■ **Exercise instructions**
Copy out the entries exactly, from the first line to the last.

■ **Data entries**
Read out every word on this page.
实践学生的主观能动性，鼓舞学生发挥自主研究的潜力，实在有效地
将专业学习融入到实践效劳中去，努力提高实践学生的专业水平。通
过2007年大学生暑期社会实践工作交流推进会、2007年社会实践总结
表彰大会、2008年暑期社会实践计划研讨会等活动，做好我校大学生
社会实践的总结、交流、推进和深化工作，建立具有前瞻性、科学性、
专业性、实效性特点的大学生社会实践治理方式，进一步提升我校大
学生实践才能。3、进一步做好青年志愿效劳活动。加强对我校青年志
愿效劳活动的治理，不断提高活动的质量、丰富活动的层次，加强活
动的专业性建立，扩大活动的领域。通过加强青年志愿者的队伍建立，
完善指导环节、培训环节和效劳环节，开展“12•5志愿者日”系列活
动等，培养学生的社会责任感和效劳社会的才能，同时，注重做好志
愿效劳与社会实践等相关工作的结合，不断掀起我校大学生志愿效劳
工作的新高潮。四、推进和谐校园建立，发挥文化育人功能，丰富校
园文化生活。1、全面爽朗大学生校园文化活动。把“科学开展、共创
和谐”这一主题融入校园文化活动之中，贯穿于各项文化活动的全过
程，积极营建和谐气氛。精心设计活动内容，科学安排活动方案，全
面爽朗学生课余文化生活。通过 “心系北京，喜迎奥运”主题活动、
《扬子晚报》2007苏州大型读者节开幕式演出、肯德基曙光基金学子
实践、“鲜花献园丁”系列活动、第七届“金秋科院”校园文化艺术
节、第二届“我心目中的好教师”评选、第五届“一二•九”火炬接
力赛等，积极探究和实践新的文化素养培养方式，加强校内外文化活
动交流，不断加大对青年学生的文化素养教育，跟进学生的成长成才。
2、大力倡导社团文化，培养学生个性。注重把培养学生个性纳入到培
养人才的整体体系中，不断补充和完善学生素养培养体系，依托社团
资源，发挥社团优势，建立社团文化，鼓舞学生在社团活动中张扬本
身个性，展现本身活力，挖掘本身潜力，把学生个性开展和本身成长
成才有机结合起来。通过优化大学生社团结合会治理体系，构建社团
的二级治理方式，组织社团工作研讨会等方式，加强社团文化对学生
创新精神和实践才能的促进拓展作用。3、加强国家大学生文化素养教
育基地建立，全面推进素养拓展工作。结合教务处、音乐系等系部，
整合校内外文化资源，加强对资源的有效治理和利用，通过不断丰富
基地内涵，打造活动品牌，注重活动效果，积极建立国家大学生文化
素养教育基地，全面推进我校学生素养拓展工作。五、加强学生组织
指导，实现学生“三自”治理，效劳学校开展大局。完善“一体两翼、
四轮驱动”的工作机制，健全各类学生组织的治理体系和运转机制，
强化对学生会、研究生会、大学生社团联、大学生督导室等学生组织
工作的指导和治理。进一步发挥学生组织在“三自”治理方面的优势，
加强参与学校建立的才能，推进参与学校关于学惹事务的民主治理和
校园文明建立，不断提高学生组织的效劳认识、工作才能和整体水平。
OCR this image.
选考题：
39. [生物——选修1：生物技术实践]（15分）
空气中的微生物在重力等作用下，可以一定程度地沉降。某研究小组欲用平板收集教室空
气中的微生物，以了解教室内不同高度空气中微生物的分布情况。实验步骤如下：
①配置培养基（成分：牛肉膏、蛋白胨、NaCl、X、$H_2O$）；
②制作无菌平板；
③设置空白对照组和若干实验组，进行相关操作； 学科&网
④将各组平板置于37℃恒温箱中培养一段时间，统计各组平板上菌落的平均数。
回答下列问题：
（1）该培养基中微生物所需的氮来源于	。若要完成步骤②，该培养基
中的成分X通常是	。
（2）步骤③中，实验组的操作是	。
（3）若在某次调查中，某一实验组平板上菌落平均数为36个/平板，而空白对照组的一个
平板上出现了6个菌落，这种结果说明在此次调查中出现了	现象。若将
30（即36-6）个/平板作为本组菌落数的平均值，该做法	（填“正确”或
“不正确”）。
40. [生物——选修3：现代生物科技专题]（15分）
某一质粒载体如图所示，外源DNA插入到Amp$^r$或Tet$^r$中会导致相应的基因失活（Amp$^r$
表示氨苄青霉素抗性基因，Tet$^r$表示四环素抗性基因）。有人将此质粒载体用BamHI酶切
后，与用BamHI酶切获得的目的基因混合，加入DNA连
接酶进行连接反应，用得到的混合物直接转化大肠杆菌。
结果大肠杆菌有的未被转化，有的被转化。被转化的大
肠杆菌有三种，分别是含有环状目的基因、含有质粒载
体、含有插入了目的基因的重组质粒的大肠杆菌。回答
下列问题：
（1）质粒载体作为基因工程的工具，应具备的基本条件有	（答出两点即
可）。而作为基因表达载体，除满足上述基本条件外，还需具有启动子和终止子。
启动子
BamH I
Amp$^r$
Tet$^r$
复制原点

■ **Result**
Read out every word on this page.
实践学生的主观能动性，鼓舞学生发挥自主研究的潜力，实在有效地
将专业学习融入到实践效劳中去，努力提高实践学生的专业水平。通
过2007年大学生暑期社会实践工作交流推进会、2007年社会实践总结
表彰大会、2008年暑期社会实践计划研讨会等活动，做好我校大学生
社会实践的总结、交流、推进和深化工作，建立具有前瞻性、科学性、
专业性、实效性特点的大学生社会实践治理方式，进一步提升我校大
学生实践才能。3、进一步做好青年志愿效劳活动。加强对我校青年志
愿效劳活动的治理，不断提高活动的质量、丰富活动的层次，加强活
动的专业性建立，扩大活动的领域。通过加强青年志愿者的队伍建立，
完善指导环节、培训环节和效劳环节，开展“12•5志愿者日”系列活
动等，培养学生的社会责任感和效劳社会的才能，同时，注重做好志
愿效劳与社会实践等相关工作的结合，不断掀起我校大学生志愿效劳
工作的新高潮。四、推进和谐校园建立，发挥文化育人功能，丰富校
园文化生活。1、全面爽朗大学生校园文化活动。把“科学开展、共创
和谐”这一主题融入校园文化活动之中，贯穿于各项文化活动的全过
程，积极营建和谐气氛。精心设计活动内容，科学安排活动方案，全
面爽朗学生课余文化生活。通过 “心系北京，喜迎奥运”主题活动、
《扬子晚报》2007苏州大型读者节开幕式演出、肯德基曙光基金学子
实践、“鲜花献园丁”系列活动、第七届“金秋科院”校园文化艺术
节、第二届“我心目中的好教师”评选、第五届“一二•九”火炬接
力赛等，积极探究和实践新的文化素养培养方式，加强校内外文化活
动交流，不断加大对青年学生的文化素养教育，跟进学生的成长成才。
2、大力倡导社团文化，培养学生个性。注重把培养学生个性纳入到培
养人才的整体体系中，不断补充和完善学生素养培养体系，依托社团
资源，发挥社团优势，建立社团文化，鼓舞学生在社团活动中张扬本
身个性，展现本身活力，挖掘本身潜力，把学生个性开展和本身成长
成才有机结合起来。通过优化大学生社团结合会治理体系，构建社团
的二级治理方式，组织社团工作研讨会等方式，加强社团文化对学生
创新精神和实践才能的促进拓展作用。3、加强国家大学生文化素养教
育基地建立，全面推进素养拓展工作。结合教务处、音乐系等系部，
整合校内外文化资源，加强对资源的有效治理和利用，通过不断丰富
基地内涵，打造活动品牌，注重活动效果，积极建立国家大学生文化
素养教育基地，全面推进我校学生素养拓展工作。五、加强学生组织
指导，实现学生“三自”治理，效劳学校开展大局。完善“一体两翼、
四轮驱动”的工作机制，健全各类学生组织的治理体系和运转机制，
强化对学生会、研究生会、大学生社团联、大学生督导室等学生组织
工作的指导和治理。进一步发挥学生组织在“三自”治理方面的优势，
加强参与学校建立的才能，推进参与学校关于学惹事务的民主治理和
校园文明建立，不断提高学生组织的效劳认识、工作才能和整体水平。
OCR this image.
选考题：
39. [生物——选修1：生物技术实践]（15分）
空气中的微生物在重力等作用下，可以一定程度地沉降。某研究小组欲用平板收集教室空
气中的微生物，以了解教室内不同高度空气中微生物的分布情况。实验步骤如下：
①配置培养基（成分：牛肉膏、蛋白胨、NaCl、X、$H_2O$）；
②制作无菌平板；
③设置空白对照组和若干实验组，进行相关操作； 学科&网
④将各组平板置于37℃恒温箱中培养一段时间，统计各组平板上菌落的平均数。
回答下列问题：
（1）该培养基中微生物所需的氮来源于	。若要完成步骤②，该培养基
中的成分X通常是	。
（2）步骤③中，实验组的操作是	。
（3）若在某次调查中，某一实验组平板上菌落平均数为36个/平板，而空白对照组的一个
平板上出现了6个菌落，这种结果说明在此次调查中出现了	现象。若将
30（即36-6）个/平板作为本组菌落数的平均值，该做法	（填“正确”或
“不正确”）。
40. [生物——选修3：现代生物科技专题]（15分）
某一质粒载体如图所示，外源DNA插入到Amp$^r$或Tet$^r$中会导致相应的基因失活（Amp$^r$
表示氨苄青霉素抗性基因，Tet$^r$表示四环素抗性基因）。有人将此质粒载体用BamHI酶切
后，与用BamHI酶切获得的目的基因混合，加入DNA连
接酶进行连接反应，用得到的混合物直接转化大肠杆菌。
结果大肠杆菌有的未被转化，有的被转化。被转化的大
肠杆菌有三种，分别是含有环状目的基因、含有质粒载
体、含有插入了目的基因的重组质粒的大肠杆菌。回答
下列问题：
（1）质粒载体作为基因工程的工具，应具备的基本条件有	（答出两点即
可）。而作为基因表达载体，除满足上述基本条件外，还需具有启动子和终止子。
启动子
BamH I
Amp$^r$
Tet$^r$
复制原点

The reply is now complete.